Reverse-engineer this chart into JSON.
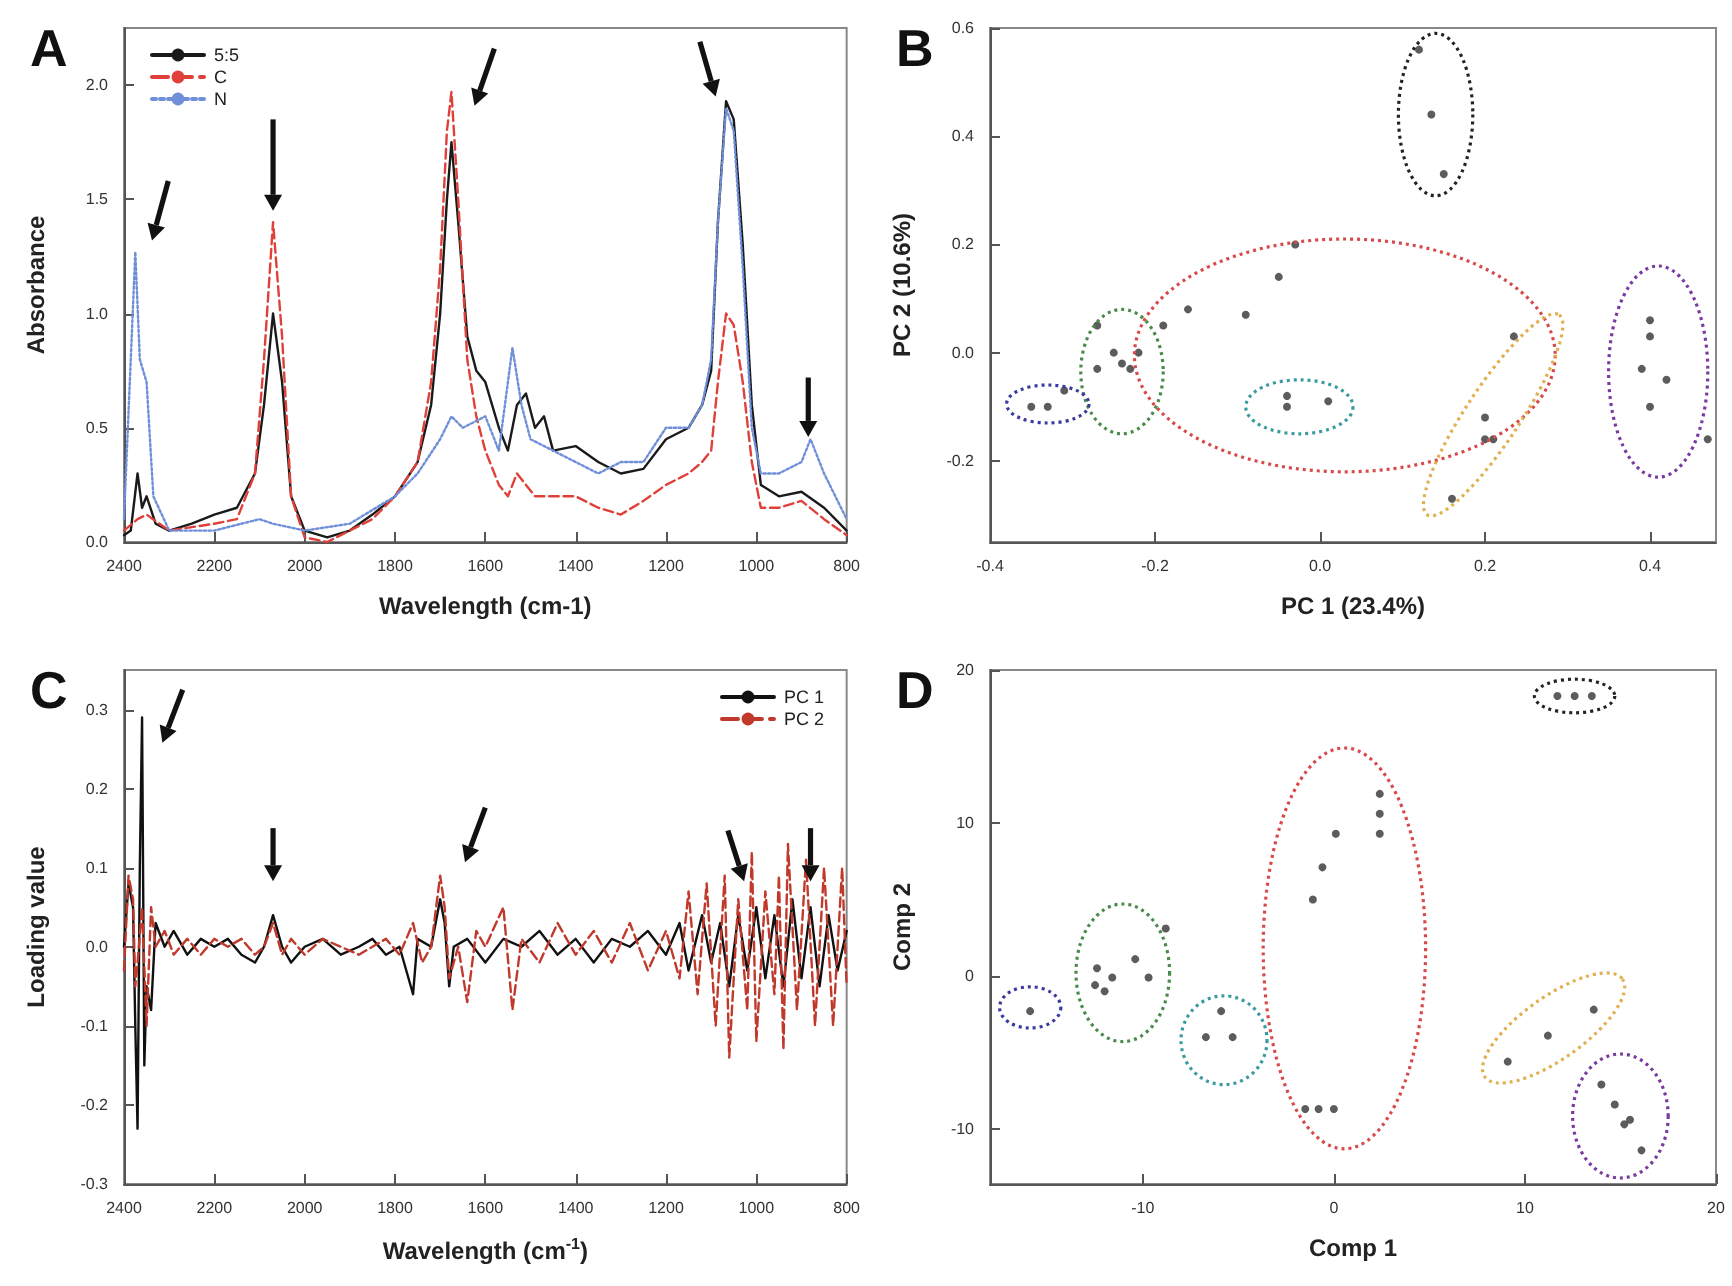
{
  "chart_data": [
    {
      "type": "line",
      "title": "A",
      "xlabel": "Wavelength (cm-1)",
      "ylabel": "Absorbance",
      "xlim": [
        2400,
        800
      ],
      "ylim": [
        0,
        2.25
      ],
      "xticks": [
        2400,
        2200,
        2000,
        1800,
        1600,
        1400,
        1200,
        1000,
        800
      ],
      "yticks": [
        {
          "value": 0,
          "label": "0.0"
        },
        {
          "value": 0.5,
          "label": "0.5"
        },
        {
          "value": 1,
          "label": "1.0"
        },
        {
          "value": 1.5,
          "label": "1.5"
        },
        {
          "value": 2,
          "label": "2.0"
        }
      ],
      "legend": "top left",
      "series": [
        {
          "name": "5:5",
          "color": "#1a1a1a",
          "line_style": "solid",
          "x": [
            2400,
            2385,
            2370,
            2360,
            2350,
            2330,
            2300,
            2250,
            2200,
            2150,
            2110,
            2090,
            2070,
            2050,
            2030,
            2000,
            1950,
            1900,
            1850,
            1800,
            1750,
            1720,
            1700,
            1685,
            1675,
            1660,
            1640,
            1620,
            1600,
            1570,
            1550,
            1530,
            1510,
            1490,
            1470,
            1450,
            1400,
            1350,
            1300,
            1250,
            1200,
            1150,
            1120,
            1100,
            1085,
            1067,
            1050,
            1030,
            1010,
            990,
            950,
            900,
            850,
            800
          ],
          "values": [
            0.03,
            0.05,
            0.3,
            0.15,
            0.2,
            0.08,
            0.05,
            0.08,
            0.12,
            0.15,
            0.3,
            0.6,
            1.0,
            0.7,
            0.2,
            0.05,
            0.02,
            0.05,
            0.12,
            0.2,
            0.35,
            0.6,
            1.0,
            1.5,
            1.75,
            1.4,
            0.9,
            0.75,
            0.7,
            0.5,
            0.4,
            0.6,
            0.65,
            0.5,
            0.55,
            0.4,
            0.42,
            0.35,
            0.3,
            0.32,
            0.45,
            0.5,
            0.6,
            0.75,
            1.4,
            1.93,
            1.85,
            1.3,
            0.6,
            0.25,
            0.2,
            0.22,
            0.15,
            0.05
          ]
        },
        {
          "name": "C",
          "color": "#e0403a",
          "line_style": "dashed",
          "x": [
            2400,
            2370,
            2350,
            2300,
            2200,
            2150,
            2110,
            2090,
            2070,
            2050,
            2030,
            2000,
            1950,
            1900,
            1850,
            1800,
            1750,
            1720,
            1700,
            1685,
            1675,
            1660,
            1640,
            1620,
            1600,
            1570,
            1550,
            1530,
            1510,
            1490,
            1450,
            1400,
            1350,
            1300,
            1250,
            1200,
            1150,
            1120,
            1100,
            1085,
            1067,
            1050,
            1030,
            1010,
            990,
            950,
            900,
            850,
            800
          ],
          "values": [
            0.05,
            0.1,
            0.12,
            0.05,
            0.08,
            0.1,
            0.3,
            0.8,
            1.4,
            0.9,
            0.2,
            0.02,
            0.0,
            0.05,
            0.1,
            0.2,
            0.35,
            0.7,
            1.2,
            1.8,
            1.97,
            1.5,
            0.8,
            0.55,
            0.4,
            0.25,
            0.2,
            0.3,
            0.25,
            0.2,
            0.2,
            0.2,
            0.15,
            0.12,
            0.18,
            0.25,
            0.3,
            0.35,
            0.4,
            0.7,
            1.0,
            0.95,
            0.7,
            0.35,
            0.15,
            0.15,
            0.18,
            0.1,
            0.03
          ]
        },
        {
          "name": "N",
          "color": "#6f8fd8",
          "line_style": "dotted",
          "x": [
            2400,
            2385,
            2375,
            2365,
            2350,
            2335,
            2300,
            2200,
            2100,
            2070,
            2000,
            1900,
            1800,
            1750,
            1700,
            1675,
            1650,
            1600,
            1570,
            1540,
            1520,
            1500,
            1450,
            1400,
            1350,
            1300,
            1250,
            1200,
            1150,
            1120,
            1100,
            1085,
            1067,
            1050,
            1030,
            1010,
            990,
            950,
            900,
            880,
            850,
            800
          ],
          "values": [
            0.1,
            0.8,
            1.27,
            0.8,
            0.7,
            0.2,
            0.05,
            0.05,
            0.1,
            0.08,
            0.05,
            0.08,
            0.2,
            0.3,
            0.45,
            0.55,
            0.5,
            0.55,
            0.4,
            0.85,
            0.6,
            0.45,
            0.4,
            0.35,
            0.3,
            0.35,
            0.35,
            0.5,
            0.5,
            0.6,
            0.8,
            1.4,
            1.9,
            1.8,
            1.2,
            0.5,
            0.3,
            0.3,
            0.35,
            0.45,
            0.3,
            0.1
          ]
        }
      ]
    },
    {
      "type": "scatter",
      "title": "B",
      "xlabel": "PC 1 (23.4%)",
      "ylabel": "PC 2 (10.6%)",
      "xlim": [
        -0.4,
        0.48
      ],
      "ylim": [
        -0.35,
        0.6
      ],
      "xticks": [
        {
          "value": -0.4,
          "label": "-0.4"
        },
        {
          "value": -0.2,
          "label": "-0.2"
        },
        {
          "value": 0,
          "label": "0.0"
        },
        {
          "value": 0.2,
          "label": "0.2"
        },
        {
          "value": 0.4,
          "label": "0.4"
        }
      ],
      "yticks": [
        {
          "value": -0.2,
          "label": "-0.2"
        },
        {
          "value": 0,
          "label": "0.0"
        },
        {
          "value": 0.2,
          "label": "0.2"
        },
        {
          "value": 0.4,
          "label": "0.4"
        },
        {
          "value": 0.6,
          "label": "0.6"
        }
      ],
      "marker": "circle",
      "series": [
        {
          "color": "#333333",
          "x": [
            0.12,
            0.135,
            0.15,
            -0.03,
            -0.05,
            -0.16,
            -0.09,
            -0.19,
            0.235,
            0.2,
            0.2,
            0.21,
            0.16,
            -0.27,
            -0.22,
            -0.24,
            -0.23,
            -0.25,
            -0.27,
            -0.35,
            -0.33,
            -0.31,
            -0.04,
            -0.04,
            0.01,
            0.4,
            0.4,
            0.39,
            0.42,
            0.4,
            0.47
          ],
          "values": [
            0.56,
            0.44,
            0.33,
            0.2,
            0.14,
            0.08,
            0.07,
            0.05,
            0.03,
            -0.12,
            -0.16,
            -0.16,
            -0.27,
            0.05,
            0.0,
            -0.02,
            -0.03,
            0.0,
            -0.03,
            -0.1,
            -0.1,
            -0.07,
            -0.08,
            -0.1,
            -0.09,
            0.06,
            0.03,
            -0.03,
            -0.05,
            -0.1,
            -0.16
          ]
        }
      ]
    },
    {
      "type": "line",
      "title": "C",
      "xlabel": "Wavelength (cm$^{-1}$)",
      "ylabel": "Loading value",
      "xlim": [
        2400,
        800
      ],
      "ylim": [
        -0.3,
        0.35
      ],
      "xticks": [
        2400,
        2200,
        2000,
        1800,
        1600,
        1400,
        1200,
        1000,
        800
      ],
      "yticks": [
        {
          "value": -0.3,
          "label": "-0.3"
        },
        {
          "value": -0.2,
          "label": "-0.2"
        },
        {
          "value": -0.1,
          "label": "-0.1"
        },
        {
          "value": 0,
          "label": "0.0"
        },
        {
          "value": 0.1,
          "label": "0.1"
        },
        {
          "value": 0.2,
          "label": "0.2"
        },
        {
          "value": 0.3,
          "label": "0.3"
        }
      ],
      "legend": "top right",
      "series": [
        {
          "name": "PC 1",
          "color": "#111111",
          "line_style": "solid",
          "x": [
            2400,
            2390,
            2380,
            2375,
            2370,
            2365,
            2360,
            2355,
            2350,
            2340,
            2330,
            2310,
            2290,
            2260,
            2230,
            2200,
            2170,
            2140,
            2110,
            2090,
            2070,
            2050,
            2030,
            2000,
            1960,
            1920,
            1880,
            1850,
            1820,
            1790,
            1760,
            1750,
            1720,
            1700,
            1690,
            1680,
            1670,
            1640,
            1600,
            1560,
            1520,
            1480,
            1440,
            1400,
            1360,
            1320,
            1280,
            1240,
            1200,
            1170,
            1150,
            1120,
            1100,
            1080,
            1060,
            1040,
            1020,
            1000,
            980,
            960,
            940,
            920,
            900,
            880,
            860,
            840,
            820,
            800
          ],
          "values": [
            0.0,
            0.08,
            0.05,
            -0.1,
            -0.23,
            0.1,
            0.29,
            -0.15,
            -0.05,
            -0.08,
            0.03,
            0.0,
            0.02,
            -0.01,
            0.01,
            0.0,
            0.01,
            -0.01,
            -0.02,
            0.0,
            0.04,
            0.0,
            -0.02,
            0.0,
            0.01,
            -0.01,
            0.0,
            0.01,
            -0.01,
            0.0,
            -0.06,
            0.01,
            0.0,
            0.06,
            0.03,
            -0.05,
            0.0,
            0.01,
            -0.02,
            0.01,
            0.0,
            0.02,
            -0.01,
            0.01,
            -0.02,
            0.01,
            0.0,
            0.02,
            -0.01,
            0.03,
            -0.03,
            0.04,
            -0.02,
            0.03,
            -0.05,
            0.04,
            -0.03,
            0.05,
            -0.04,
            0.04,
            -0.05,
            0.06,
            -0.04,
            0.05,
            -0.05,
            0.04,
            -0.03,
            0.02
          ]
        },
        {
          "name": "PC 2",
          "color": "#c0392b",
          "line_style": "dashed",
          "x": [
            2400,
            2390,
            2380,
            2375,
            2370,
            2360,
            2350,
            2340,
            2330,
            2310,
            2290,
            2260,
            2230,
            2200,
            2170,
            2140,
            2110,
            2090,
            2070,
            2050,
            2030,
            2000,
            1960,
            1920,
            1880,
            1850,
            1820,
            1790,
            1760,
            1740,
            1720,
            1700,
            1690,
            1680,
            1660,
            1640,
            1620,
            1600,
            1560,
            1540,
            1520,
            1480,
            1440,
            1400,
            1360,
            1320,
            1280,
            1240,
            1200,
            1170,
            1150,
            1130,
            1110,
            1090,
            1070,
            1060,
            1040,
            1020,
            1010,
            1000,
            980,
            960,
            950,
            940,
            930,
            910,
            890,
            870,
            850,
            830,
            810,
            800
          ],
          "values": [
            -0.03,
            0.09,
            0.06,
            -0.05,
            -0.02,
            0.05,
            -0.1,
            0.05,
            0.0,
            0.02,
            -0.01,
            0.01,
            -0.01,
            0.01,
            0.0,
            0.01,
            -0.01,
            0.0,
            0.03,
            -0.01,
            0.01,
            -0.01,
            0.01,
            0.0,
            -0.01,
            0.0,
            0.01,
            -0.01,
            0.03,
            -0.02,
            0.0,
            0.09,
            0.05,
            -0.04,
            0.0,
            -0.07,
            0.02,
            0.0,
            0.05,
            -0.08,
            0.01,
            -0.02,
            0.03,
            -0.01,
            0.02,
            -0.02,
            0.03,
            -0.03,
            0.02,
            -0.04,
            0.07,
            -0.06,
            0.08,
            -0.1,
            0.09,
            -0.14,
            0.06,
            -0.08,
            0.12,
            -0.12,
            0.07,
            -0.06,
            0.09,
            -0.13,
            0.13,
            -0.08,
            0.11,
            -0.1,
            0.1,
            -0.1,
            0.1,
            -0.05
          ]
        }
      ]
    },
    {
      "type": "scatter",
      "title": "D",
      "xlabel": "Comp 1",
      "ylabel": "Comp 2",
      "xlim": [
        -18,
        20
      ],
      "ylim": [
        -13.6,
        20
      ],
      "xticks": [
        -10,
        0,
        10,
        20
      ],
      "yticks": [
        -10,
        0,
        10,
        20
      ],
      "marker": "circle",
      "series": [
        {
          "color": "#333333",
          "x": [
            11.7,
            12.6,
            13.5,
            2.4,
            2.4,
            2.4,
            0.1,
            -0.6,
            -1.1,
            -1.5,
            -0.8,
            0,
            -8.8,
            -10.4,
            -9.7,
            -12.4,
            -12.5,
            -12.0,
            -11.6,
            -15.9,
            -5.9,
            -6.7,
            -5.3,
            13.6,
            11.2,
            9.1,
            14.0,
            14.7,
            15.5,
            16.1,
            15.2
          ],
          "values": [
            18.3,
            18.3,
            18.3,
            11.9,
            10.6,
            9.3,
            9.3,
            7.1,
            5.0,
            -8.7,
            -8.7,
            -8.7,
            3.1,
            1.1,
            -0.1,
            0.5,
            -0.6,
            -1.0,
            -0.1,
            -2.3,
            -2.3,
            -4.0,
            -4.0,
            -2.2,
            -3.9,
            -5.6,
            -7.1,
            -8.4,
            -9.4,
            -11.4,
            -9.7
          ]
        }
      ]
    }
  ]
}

◆ WHAT IS NEEDED
Look through the data above. Each line containing the word "color" needs to be copied.

◆ RESULT
          "color": "#1a1a1a",
          "color": "#e0403a",
          "color": "#6f8fd8",
          "color": "#333333",
          "color": "#111111",
          "color": "#c0392b",
          "color": "#333333",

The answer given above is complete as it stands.